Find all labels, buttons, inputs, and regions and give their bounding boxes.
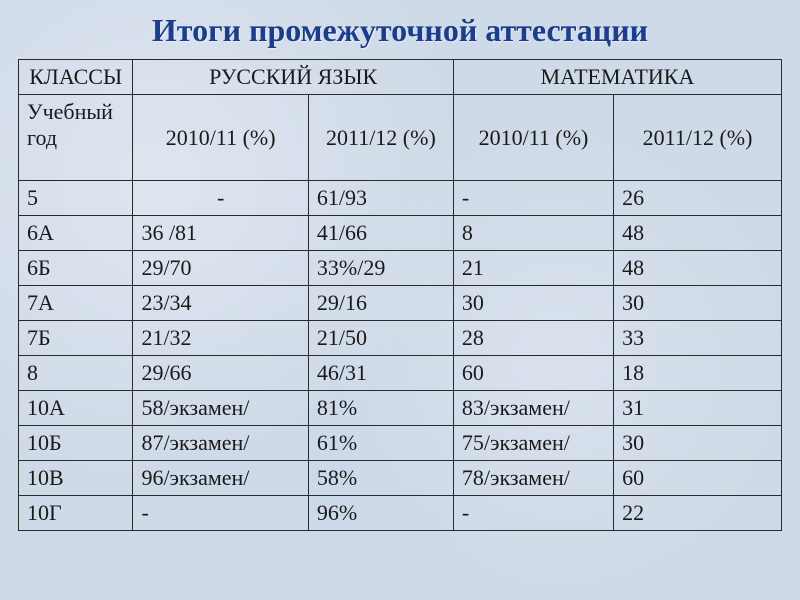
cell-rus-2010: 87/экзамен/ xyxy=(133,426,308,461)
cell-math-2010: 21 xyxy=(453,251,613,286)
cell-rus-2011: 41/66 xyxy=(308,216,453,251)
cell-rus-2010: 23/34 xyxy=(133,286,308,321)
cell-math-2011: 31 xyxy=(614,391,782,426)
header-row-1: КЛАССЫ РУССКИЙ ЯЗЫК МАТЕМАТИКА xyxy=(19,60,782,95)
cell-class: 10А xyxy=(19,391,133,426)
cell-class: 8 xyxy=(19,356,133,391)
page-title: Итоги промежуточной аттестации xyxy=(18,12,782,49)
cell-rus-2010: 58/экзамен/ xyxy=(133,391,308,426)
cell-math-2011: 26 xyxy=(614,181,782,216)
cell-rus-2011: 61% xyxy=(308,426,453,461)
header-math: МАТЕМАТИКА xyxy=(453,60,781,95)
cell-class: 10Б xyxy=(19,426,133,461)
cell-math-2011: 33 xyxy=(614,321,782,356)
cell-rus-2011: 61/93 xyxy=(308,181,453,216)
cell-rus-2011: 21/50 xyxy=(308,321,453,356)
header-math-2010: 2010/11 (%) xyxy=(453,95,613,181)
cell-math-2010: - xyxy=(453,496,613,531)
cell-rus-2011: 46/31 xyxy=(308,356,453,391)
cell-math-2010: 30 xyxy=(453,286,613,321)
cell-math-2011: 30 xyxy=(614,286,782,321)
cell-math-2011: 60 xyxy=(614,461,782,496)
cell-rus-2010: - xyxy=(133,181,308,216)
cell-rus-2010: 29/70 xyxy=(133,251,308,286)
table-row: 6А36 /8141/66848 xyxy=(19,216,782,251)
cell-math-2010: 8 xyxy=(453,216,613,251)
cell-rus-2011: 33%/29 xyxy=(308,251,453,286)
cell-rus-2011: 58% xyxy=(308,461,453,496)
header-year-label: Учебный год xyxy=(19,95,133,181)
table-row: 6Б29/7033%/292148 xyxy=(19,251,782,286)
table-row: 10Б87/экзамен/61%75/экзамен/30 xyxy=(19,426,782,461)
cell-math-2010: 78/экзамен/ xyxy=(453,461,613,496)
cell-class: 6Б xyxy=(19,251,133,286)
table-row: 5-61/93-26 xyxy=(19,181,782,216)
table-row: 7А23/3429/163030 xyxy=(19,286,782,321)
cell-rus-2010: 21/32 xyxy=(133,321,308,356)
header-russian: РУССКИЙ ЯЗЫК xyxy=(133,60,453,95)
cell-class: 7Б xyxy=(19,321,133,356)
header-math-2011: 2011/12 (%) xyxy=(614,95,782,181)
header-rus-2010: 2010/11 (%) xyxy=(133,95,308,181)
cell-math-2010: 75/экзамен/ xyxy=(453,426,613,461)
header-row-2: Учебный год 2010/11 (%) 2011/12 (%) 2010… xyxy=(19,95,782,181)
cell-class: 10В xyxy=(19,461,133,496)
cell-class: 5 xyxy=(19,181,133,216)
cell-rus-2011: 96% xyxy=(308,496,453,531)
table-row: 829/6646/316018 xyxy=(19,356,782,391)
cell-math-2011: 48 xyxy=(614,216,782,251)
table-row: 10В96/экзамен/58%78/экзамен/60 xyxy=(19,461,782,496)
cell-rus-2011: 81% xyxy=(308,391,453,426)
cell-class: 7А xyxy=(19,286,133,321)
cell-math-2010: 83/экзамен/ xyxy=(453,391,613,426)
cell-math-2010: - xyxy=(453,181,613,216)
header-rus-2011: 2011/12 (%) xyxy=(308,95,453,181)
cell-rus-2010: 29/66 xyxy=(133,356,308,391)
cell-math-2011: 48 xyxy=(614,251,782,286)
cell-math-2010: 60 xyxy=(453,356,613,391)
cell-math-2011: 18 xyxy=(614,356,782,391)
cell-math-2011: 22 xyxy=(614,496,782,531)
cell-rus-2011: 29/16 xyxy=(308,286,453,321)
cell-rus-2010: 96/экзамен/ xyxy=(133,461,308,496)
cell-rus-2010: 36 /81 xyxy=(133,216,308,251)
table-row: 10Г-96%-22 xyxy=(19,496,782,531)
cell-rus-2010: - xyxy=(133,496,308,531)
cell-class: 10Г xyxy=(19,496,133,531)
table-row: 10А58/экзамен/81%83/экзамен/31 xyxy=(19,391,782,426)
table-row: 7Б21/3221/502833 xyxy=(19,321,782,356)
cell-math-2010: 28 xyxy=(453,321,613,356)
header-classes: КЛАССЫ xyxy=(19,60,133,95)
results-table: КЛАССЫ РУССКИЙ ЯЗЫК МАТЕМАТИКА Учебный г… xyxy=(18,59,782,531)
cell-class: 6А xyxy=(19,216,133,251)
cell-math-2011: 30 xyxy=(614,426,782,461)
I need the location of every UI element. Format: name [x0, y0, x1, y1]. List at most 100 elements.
--*--
- _Exercise description_:
Can you write out the entries starting at the line containing "cell-rus-2010: 87/экзамен/ xyxy=(133,426,308,461)" and ending at the line containing "cell-class: 10А xyxy=(19,391,133,426)", reproducing each line exactly?

- _Exercise output_:
cell-rus-2010: 87/экзамен/ xyxy=(133,426,308,461)
cell-math-2010: 21 xyxy=(453,251,613,286)
cell-rus-2011: 41/66 xyxy=(308,216,453,251)
cell-rus-2010: 23/34 xyxy=(133,286,308,321)
cell-math-2011: 31 xyxy=(614,391,782,426)
header-row-1: КЛАССЫ РУССКИЙ ЯЗЫК МАТЕМАТИКА xyxy=(19,60,782,95)
cell-class: 10А xyxy=(19,391,133,426)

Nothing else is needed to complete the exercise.